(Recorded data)
*-*-*

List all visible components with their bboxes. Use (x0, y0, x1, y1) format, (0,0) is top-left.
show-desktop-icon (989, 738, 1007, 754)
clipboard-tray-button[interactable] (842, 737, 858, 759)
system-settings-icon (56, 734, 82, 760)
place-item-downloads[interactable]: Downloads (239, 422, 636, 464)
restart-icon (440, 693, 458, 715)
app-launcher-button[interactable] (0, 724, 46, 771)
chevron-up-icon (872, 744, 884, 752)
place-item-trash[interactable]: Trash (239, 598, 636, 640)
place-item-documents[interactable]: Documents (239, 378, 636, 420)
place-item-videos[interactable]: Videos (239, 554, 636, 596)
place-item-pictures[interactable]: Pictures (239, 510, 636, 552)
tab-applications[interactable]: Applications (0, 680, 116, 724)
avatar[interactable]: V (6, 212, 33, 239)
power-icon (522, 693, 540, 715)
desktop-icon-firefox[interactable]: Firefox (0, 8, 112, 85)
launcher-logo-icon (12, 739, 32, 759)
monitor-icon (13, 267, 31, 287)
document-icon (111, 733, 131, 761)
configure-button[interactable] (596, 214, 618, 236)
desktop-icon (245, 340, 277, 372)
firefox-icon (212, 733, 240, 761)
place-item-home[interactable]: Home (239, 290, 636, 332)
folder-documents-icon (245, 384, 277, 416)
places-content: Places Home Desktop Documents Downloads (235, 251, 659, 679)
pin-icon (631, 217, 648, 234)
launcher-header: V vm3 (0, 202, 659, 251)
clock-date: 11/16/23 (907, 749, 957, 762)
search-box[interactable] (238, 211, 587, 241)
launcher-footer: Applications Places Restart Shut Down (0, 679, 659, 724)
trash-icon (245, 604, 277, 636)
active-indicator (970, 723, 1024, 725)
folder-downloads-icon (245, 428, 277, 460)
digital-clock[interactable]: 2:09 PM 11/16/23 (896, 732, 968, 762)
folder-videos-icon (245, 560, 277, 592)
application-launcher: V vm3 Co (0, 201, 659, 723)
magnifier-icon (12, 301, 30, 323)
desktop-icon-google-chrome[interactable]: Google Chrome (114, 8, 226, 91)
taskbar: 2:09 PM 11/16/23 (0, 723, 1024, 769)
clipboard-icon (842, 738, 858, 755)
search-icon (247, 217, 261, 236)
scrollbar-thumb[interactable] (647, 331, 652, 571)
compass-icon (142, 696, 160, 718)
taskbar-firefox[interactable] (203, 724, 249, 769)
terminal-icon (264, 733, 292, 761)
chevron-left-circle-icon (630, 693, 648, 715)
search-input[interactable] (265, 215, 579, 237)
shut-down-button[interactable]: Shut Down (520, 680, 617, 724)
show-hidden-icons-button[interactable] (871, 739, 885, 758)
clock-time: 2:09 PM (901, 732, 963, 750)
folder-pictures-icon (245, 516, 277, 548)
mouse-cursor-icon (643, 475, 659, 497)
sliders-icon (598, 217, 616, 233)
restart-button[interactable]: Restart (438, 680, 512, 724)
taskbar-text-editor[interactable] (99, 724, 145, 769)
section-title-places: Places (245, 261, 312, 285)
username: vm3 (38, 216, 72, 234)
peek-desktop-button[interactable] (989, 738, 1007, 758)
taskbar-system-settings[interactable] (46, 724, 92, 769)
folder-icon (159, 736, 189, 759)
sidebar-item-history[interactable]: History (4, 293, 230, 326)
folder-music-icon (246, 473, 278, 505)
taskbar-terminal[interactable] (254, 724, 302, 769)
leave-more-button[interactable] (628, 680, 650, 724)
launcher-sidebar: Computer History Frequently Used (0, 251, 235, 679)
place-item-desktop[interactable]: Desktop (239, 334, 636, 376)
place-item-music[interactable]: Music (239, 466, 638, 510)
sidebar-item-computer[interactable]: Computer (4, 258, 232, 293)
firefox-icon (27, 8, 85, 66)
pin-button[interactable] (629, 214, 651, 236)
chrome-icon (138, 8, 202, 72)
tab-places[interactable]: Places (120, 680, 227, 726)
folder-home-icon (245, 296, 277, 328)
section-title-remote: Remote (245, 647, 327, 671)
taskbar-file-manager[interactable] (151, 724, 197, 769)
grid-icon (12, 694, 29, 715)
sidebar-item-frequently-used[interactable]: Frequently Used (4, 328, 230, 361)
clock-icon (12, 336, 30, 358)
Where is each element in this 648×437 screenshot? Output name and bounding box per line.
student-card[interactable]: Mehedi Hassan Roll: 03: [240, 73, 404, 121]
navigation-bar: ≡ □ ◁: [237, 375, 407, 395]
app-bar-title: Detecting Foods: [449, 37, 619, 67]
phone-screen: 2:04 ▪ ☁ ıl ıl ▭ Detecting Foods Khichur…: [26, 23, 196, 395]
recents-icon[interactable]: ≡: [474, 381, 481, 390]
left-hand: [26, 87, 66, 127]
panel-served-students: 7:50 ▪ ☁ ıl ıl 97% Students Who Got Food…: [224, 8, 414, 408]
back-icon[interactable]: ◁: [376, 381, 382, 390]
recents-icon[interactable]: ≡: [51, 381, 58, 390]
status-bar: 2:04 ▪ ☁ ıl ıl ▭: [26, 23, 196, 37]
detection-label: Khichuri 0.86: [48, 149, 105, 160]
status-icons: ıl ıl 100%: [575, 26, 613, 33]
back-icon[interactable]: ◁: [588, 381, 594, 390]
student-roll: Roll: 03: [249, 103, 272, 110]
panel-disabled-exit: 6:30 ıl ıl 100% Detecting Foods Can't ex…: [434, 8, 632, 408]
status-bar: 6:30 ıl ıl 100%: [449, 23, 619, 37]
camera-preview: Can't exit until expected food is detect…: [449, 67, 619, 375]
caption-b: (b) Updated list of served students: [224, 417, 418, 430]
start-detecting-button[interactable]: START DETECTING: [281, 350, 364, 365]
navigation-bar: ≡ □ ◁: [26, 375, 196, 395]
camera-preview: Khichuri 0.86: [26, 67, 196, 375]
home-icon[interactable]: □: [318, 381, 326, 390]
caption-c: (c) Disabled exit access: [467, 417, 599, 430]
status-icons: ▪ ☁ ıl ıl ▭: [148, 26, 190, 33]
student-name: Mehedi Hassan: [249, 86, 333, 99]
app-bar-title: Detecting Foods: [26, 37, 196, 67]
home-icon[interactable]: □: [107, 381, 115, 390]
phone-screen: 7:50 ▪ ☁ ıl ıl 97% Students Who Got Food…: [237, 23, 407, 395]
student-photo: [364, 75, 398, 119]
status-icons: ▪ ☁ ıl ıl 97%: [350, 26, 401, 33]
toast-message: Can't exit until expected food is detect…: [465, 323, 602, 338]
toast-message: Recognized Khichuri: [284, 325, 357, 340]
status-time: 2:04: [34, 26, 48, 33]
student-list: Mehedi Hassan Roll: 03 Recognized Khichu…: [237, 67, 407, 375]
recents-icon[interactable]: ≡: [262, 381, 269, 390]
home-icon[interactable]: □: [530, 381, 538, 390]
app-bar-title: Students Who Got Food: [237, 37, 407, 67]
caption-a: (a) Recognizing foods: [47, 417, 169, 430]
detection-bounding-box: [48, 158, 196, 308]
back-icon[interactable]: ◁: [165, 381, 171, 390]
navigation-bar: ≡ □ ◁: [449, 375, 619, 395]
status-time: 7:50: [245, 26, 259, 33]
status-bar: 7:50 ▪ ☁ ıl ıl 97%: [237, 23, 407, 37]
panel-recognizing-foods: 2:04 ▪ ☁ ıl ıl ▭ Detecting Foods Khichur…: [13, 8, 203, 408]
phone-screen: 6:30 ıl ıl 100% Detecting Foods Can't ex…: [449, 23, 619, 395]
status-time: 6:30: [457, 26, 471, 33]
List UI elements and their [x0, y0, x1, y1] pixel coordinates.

*-*-*

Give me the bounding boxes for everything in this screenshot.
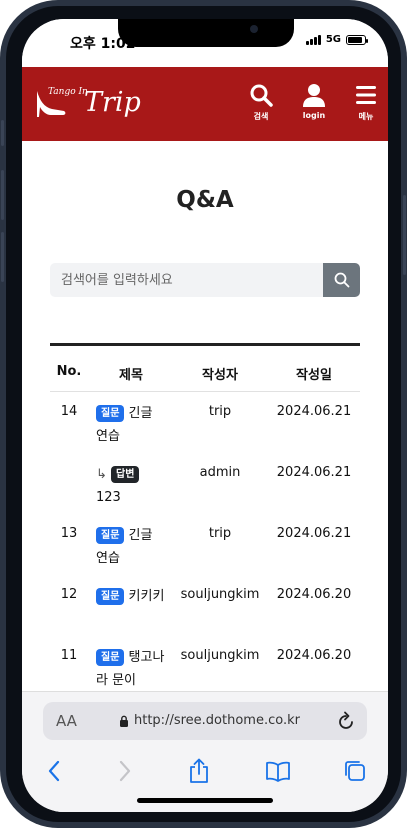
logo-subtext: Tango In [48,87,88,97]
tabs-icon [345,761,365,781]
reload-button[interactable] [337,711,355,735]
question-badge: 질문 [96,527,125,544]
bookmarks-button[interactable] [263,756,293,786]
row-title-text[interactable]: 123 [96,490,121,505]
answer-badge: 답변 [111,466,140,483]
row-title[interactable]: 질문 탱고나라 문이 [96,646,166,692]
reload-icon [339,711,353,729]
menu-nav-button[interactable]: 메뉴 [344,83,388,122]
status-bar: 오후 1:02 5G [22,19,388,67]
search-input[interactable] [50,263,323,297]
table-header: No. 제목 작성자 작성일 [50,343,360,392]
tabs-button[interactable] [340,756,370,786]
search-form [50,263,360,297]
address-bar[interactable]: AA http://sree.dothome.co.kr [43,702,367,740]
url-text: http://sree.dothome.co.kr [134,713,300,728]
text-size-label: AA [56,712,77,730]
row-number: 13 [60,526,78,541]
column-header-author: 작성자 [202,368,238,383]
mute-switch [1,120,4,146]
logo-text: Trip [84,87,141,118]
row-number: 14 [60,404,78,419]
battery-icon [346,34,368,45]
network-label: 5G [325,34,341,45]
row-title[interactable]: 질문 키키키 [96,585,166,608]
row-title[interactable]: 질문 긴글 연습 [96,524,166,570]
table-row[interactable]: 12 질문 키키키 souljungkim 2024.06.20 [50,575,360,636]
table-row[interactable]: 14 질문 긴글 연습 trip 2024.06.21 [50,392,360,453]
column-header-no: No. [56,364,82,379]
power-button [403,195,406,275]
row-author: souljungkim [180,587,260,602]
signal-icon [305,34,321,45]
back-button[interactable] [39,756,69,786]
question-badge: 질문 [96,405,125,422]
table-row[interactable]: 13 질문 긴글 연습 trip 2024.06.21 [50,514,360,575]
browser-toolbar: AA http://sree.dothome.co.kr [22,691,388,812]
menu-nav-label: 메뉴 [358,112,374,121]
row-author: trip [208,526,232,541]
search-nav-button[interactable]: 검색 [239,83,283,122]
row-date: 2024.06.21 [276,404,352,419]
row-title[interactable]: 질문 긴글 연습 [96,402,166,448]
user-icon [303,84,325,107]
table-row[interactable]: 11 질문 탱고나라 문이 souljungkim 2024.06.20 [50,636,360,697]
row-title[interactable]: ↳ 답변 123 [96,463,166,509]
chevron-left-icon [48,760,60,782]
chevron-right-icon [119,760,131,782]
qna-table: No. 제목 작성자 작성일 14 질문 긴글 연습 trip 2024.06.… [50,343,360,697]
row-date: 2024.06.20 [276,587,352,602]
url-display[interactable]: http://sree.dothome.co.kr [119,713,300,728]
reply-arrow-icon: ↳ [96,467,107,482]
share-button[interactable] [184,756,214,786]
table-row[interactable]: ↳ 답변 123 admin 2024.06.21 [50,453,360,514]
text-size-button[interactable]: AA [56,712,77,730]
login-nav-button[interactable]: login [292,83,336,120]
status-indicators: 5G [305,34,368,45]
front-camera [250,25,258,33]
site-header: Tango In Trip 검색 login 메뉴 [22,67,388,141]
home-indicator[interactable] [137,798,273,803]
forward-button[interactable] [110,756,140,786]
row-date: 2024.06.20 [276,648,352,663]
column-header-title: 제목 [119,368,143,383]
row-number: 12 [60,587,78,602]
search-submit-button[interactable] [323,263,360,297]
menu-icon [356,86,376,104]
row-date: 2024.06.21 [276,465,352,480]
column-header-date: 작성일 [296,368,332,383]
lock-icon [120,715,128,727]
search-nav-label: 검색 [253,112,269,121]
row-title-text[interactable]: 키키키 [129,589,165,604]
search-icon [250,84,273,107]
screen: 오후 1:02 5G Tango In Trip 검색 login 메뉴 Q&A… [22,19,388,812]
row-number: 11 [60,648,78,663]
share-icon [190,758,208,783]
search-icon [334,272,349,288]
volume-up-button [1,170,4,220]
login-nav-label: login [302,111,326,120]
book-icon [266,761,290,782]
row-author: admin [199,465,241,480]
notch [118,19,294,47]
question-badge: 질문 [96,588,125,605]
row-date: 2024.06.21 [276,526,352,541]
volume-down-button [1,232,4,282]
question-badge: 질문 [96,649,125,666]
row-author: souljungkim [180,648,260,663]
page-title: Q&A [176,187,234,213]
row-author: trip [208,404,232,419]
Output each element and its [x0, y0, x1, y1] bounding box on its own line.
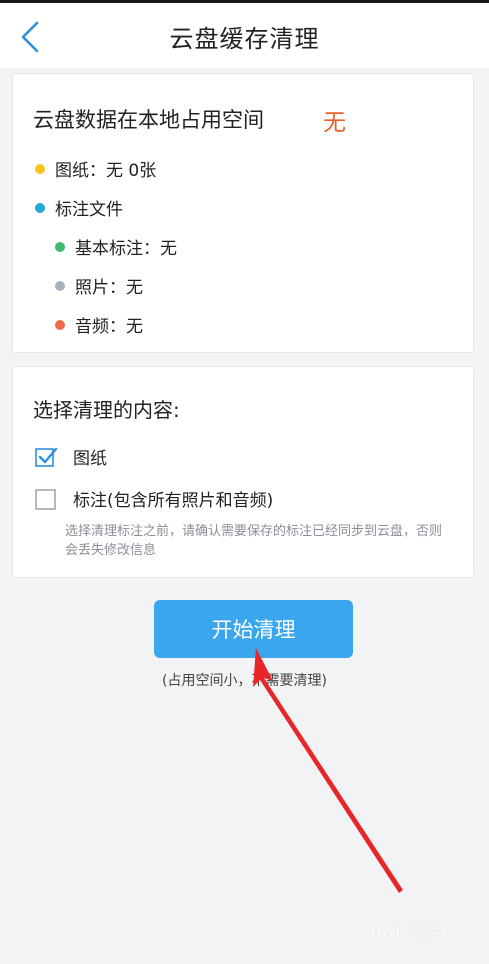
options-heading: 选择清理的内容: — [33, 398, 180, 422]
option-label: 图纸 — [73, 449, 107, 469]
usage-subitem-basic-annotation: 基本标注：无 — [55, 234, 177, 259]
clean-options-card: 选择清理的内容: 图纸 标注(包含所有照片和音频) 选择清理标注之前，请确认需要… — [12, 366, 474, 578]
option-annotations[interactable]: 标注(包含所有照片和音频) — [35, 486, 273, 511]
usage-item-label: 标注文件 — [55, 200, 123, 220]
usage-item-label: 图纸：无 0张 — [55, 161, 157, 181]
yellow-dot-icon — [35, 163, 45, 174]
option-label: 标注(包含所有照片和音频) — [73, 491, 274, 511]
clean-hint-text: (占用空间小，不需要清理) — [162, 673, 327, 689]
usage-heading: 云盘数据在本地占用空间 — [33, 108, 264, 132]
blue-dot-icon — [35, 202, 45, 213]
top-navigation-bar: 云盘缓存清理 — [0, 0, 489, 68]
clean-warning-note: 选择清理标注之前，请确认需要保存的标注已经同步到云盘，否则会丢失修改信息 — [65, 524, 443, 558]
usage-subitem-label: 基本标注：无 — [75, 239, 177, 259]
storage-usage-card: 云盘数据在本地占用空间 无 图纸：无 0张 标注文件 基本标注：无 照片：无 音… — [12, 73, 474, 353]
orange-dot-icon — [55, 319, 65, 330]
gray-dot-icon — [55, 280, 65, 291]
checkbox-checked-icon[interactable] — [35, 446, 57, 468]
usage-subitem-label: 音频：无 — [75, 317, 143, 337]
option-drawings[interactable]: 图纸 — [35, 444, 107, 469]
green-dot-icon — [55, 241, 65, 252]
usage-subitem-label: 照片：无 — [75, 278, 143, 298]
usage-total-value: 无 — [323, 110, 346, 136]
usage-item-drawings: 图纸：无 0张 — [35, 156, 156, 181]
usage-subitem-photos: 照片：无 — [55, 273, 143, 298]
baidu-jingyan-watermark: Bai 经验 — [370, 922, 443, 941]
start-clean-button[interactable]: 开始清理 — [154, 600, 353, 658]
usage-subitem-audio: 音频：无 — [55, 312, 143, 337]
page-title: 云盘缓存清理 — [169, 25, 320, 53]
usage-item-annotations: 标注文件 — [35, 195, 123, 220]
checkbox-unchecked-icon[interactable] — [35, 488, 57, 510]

*-*-*

:: Task directions ::
Rewrite everything from the line containing "logo-subtext: Tango In [48,87,88,97]" down to the line containing "url-text: http://sree.dothome.co.kr [134,713,300,728]", with "reload" changed to "refresh" and nothing else altered.

:: Answer ::
logo-subtext: Tango In [48,87,88,97]
tabs-icon [345,761,365,781]
refresh-button[interactable] [337,711,355,735]
question-badge: 질문 [96,527,125,544]
bookmarks-button[interactable] [263,756,293,786]
row-title-text[interactable]: 123 [96,490,121,505]
answer-badge: 답변 [111,466,140,483]
row-title[interactable]: 질문 탱고나라 문이 [96,646,166,692]
refresh-icon [339,711,353,729]
menu-nav-button[interactable]: 메뉴 [344,83,388,122]
status-bar: 오후 1:02 5G [22,19,388,67]
search-input[interactable] [50,263,323,297]
table-header: No. 제목 작성자 작성일 [50,343,360,392]
tabs-button[interactable] [340,756,370,786]
search-form [50,263,360,297]
address-bar[interactable]: AA http://sree.dothome.co.kr [43,702,367,740]
url-text: http://sree.dothome.co.kr [134,713,300,728]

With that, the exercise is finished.